§ **The exercise**: Among the entries below, count the lines where the string "date" occurs, and give only the number.

§ **Dataset content**:
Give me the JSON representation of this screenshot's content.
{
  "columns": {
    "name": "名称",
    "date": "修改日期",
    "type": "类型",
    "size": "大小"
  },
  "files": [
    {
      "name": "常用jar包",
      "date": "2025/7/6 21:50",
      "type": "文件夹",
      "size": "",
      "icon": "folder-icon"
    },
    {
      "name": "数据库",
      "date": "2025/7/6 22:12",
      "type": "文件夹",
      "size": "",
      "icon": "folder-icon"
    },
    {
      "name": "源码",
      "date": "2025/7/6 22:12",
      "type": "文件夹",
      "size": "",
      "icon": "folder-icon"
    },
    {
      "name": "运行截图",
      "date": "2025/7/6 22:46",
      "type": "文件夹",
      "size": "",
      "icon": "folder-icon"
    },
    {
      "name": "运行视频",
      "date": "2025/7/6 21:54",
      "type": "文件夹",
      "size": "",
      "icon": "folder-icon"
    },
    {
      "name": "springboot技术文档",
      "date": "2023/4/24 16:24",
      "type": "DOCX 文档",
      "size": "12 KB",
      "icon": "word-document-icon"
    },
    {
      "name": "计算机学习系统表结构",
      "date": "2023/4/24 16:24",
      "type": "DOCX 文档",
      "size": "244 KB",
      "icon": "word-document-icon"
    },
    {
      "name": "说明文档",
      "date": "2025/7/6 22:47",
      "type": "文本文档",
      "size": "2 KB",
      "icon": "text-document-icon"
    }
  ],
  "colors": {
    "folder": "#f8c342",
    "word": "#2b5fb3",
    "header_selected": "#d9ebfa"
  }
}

§ **Correct output**: 9